## Extracted data:
— start —

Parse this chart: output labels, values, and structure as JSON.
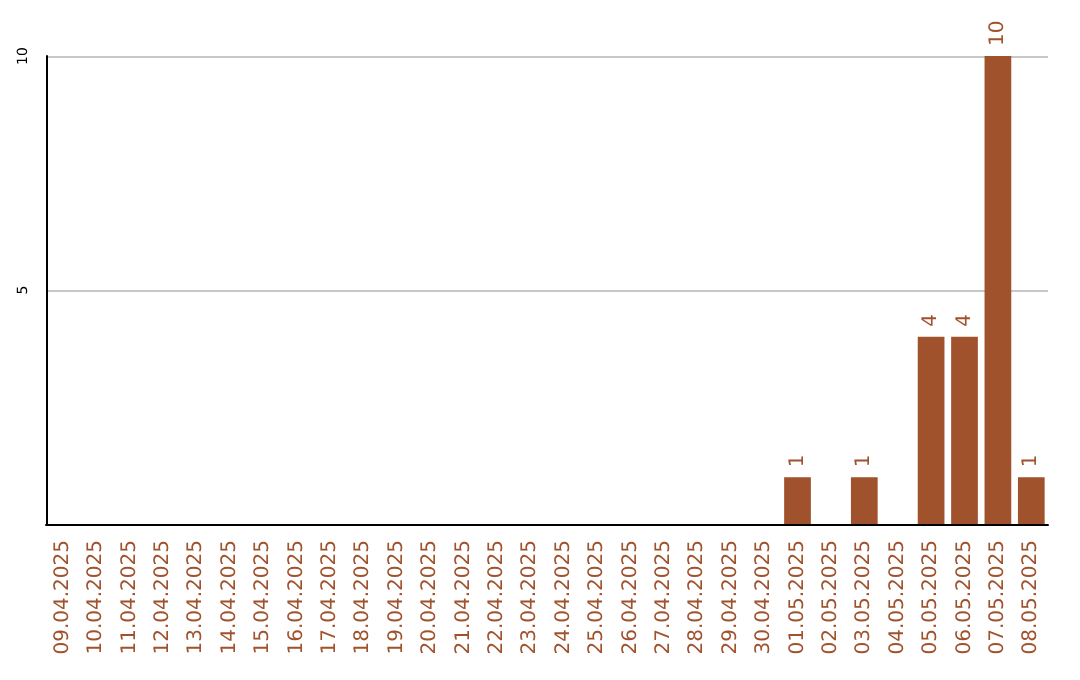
{
  "chart_data": {
    "type": "bar",
    "categories": [
      "09.04.2025",
      "10.04.2025",
      "11.04.2025",
      "12.04.2025",
      "13.04.2025",
      "14.04.2025",
      "15.04.2025",
      "16.04.2025",
      "17.04.2025",
      "18.04.2025",
      "19.04.2025",
      "20.04.2025",
      "21.04.2025",
      "22.04.2025",
      "23.04.2025",
      "24.04.2025",
      "25.04.2025",
      "26.04.2025",
      "27.04.2025",
      "28.04.2025",
      "29.04.2025",
      "30.04.2025",
      "01.05.2025",
      "02.05.2025",
      "03.05.2025",
      "04.05.2025",
      "05.05.2025",
      "06.05.2025",
      "07.05.2025",
      "08.05.2025"
    ],
    "values": [
      0,
      0,
      0,
      0,
      0,
      0,
      0,
      0,
      0,
      0,
      0,
      0,
      0,
      0,
      0,
      0,
      0,
      0,
      0,
      0,
      0,
      0,
      1,
      0,
      1,
      0,
      4,
      4,
      10,
      1
    ],
    "value_labels": [
      null,
      null,
      null,
      null,
      null,
      null,
      null,
      null,
      null,
      null,
      null,
      null,
      null,
      null,
      null,
      null,
      null,
      null,
      null,
      null,
      null,
      null,
      "1",
      null,
      "1",
      null,
      "4",
      "4",
      "10",
      "1"
    ],
    "color": "#a0522d",
    "ylim": [
      0,
      10
    ],
    "yticks": [
      5,
      10
    ],
    "grid": "y"
  }
}
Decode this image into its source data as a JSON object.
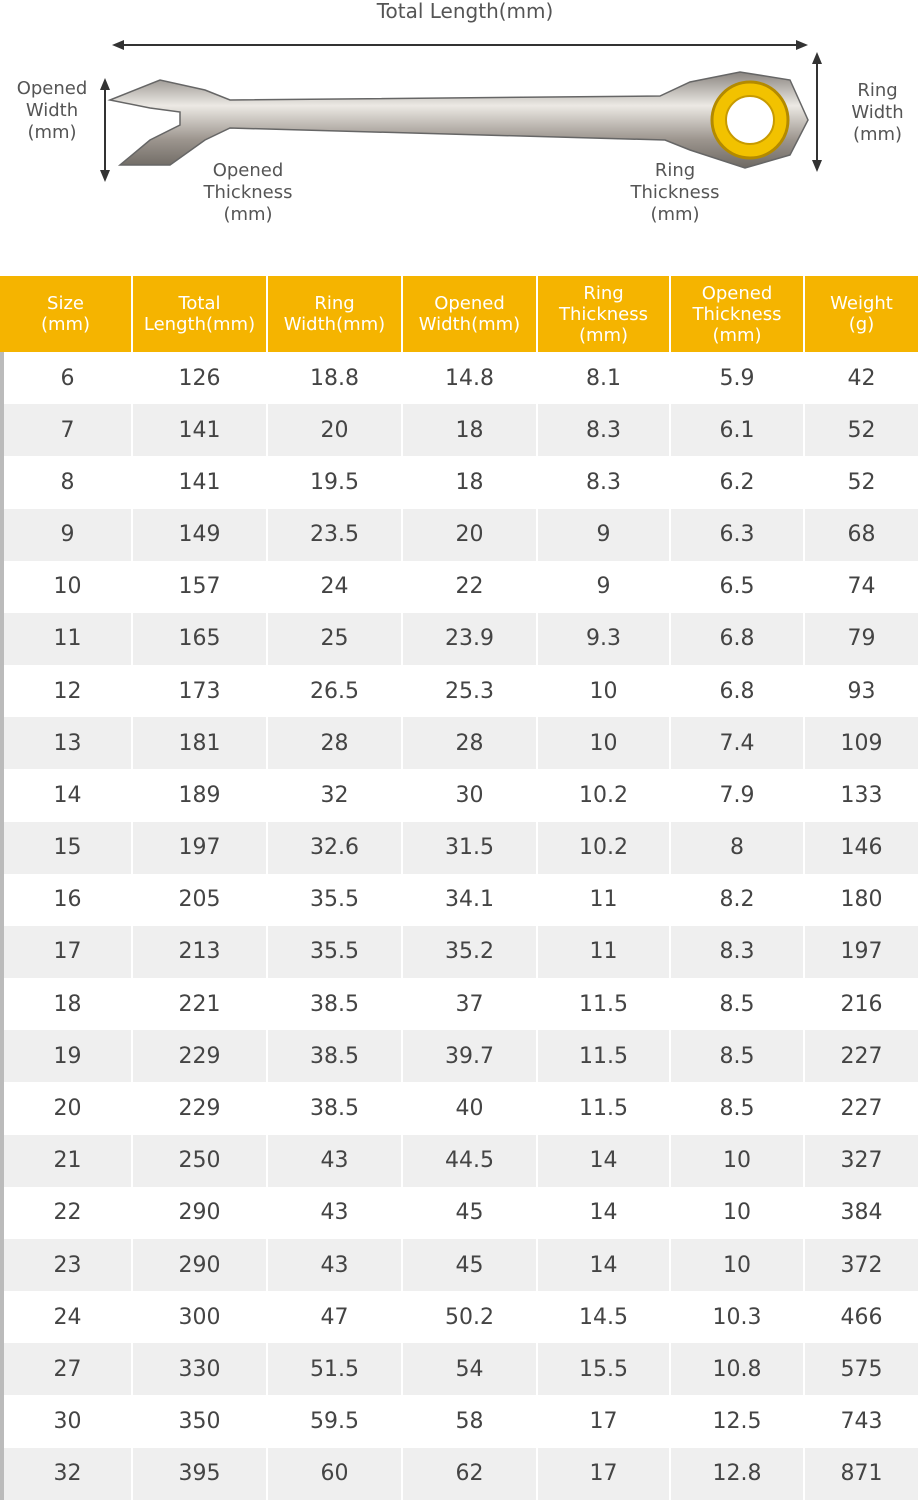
{
  "diagram": {
    "total_length": "Total Length(mm)",
    "opened_width": [
      "Opened",
      "Width",
      "(mm)"
    ],
    "ring_width": [
      "Ring",
      "Width",
      "(mm)"
    ],
    "opened_thickness": [
      "Opened",
      "Thickness",
      "(mm)"
    ],
    "ring_thickness": [
      "Ring",
      "Thickness",
      "(mm)"
    ]
  },
  "table": {
    "header": [
      [
        "Size",
        "(mm)"
      ],
      [
        "Total",
        "Length(mm)"
      ],
      [
        "Ring",
        "Width(mm)"
      ],
      [
        "Opened",
        "Width(mm)"
      ],
      [
        "Ring",
        "Thickness",
        "(mm)"
      ],
      [
        "Opened",
        "Thickness",
        "(mm)"
      ],
      [
        "Weight",
        "(g)"
      ]
    ],
    "rows": [
      [
        "6",
        "126",
        "18.8",
        "14.8",
        "8.1",
        "5.9",
        "42"
      ],
      [
        "7",
        "141",
        "20",
        "18",
        "8.3",
        "6.1",
        "52"
      ],
      [
        "8",
        "141",
        "19.5",
        "18",
        "8.3",
        "6.2",
        "52"
      ],
      [
        "9",
        "149",
        "23.5",
        "20",
        "9",
        "6.3",
        "68"
      ],
      [
        "10",
        "157",
        "24",
        "22",
        "9",
        "6.5",
        "74"
      ],
      [
        "11",
        "165",
        "25",
        "23.9",
        "9.3",
        "6.8",
        "79"
      ],
      [
        "12",
        "173",
        "26.5",
        "25.3",
        "10",
        "6.8",
        "93"
      ],
      [
        "13",
        "181",
        "28",
        "28",
        "10",
        "7.4",
        "109"
      ],
      [
        "14",
        "189",
        "32",
        "30",
        "10.2",
        "7.9",
        "133"
      ],
      [
        "15",
        "197",
        "32.6",
        "31.5",
        "10.2",
        "8",
        "146"
      ],
      [
        "16",
        "205",
        "35.5",
        "34.1",
        "11",
        "8.2",
        "180"
      ],
      [
        "17",
        "213",
        "35.5",
        "35.2",
        "11",
        "8.3",
        "197"
      ],
      [
        "18",
        "221",
        "38.5",
        "37",
        "11.5",
        "8.5",
        "216"
      ],
      [
        "19",
        "229",
        "38.5",
        "39.7",
        "11.5",
        "8.5",
        "227"
      ],
      [
        "20",
        "229",
        "38.5",
        "40",
        "11.5",
        "8.5",
        "227"
      ],
      [
        "21",
        "250",
        "43",
        "44.5",
        "14",
        "10",
        "327"
      ],
      [
        "22",
        "290",
        "43",
        "45",
        "14",
        "10",
        "384"
      ],
      [
        "23",
        "290",
        "43",
        "45",
        "14",
        "10",
        "372"
      ],
      [
        "24",
        "300",
        "47",
        "50.2",
        "14.5",
        "10.3",
        "466"
      ],
      [
        "27",
        "330",
        "51.5",
        "54",
        "15.5",
        "10.8",
        "575"
      ],
      [
        "30",
        "350",
        "59.5",
        "58",
        "17",
        "12.5",
        "743"
      ],
      [
        "32",
        "395",
        "60",
        "62",
        "17",
        "12.8",
        "871"
      ]
    ]
  }
}
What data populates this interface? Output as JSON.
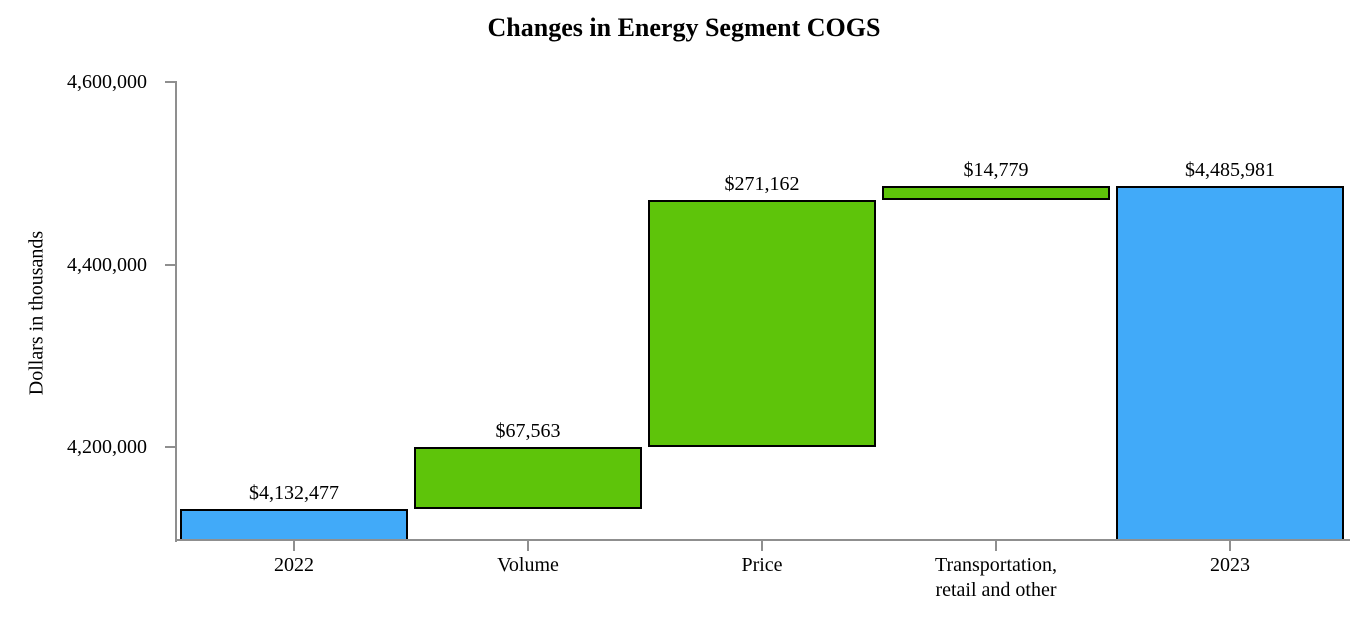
{
  "chart_data": {
    "type": "waterfall",
    "title": "Changes in Energy Segment COGS",
    "ylabel": "Dollars in thousands",
    "ylim": [
      4100000,
      4600000
    ],
    "yticks": [
      {
        "value": 4200000,
        "label": "4,200,000"
      },
      {
        "value": 4400000,
        "label": "4,400,000"
      },
      {
        "value": 4600000,
        "label": "4,600,000"
      }
    ],
    "grid": false,
    "legend_position": "none",
    "colors": {
      "total": "#41AAF9",
      "change": "#5EC40A",
      "bar_border": "#000000",
      "axis": "#8F8F8F",
      "text": "#000000"
    },
    "bars": [
      {
        "category_lines": [
          "2022"
        ],
        "role": "total",
        "start": 4100000,
        "end": 4132477,
        "value": 4132477,
        "value_label": "$4,132,477"
      },
      {
        "category_lines": [
          "Volume"
        ],
        "role": "change",
        "start": 4132477,
        "end": 4200040,
        "value": 67563,
        "value_label": "$67,563"
      },
      {
        "category_lines": [
          "Price"
        ],
        "role": "change",
        "start": 4200040,
        "end": 4471202,
        "value": 271162,
        "value_label": "$271,162"
      },
      {
        "category_lines": [
          "Transportation,",
          "retail and other"
        ],
        "role": "change",
        "start": 4471202,
        "end": 4485981,
        "value": 14779,
        "value_label": "$14,779"
      },
      {
        "category_lines": [
          "2023"
        ],
        "role": "total",
        "start": 4100000,
        "end": 4485981,
        "value": 4485981,
        "value_label": "$4,485,981"
      }
    ]
  }
}
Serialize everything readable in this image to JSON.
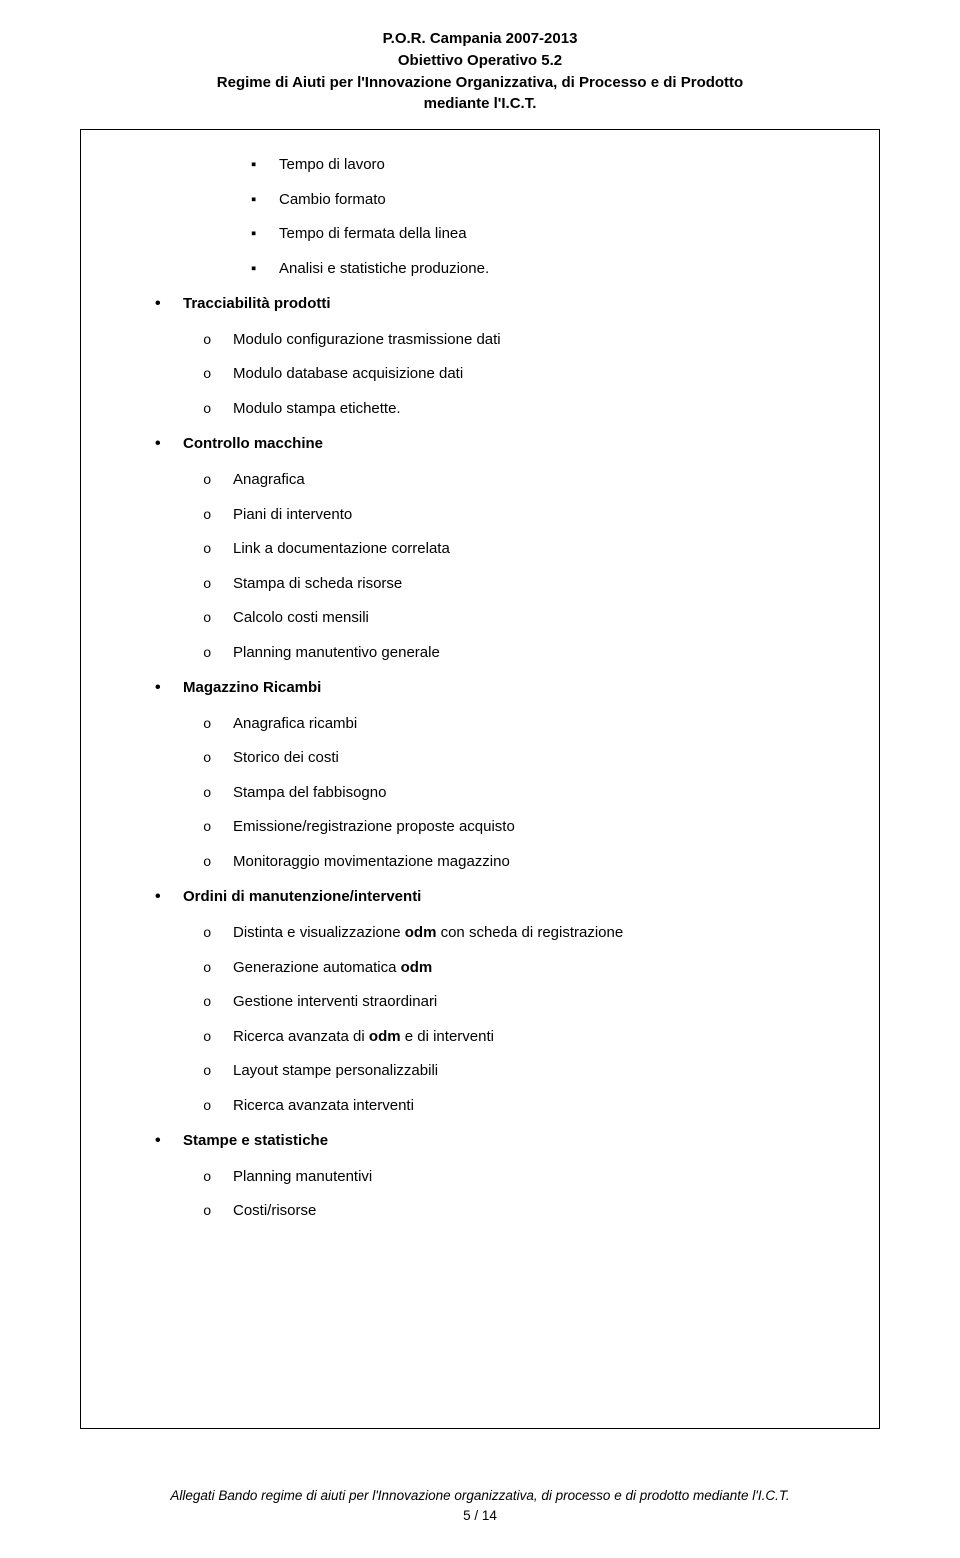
{
  "header": {
    "line1": "P.O.R. Campania 2007-2013",
    "line2": "Obiettivo Operativo 5.2",
    "line3": "Regime di Aiuti per l'Innovazione Organizzativa, di Processo e di Prodotto",
    "line4": "mediante l'I.C.T."
  },
  "top_squares": [
    "Tempo di lavoro",
    "Cambio formato",
    "Tempo di fermata della linea",
    "Analisi e statistiche produzione."
  ],
  "sections": [
    {
      "title": "Tracciabilità prodotti",
      "items": [
        {
          "text": "Modulo configurazione trasmissione dati"
        },
        {
          "text": "Modulo database acquisizione dati"
        },
        {
          "text": "Modulo stampa etichette."
        }
      ]
    },
    {
      "title": "Controllo macchine",
      "items": [
        {
          "text": "Anagrafica"
        },
        {
          "text": "Piani di intervento"
        },
        {
          "text": "Link a documentazione correlata"
        },
        {
          "text": "Stampa di scheda risorse"
        },
        {
          "text": "Calcolo costi mensili"
        },
        {
          "text": "Planning manutentivo generale"
        }
      ]
    },
    {
      "title": "Magazzino Ricambi",
      "items": [
        {
          "text": "Anagrafica ricambi"
        },
        {
          "text": "Storico dei costi"
        },
        {
          "text": "Stampa del fabbisogno"
        },
        {
          "text": "Emissione/registrazione proposte acquisto"
        },
        {
          "text": "Monitoraggio movimentazione magazzino"
        }
      ]
    },
    {
      "title": "Ordini di manutenzione/interventi",
      "items": [
        {
          "pre": "Distinta e visualizzazione ",
          "bold": "odm",
          "post": " con scheda di registrazione"
        },
        {
          "pre": "Generazione automatica ",
          "bold": "odm",
          "post": ""
        },
        {
          "text": "Gestione interventi straordinari"
        },
        {
          "pre": "Ricerca avanzata di ",
          "bold": "odm",
          "post": " e di interventi"
        },
        {
          "text": "Layout stampe personalizzabili"
        },
        {
          "text": "Ricerca avanzata interventi"
        }
      ]
    },
    {
      "title": "Stampe e statistiche",
      "items": [
        {
          "text": "Planning manutentivi"
        },
        {
          "text": "Costi/risorse"
        }
      ]
    }
  ],
  "footer": {
    "line": "Allegati Bando regime di aiuti per l'Innovazione organizzativa, di processo e di prodotto mediante l'I.C.T.",
    "page": "5 / 14"
  }
}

— end —

## The exercise:
Which lines of the material contain the string "JSON"? List each of them.

## Complete response:
Parse this chart: output labels, values, and structure as JSON.
Decode this image into its source data as a JSON object.
What data populates this interface? Output as JSON.
Serialize everything readable in this image to JSON.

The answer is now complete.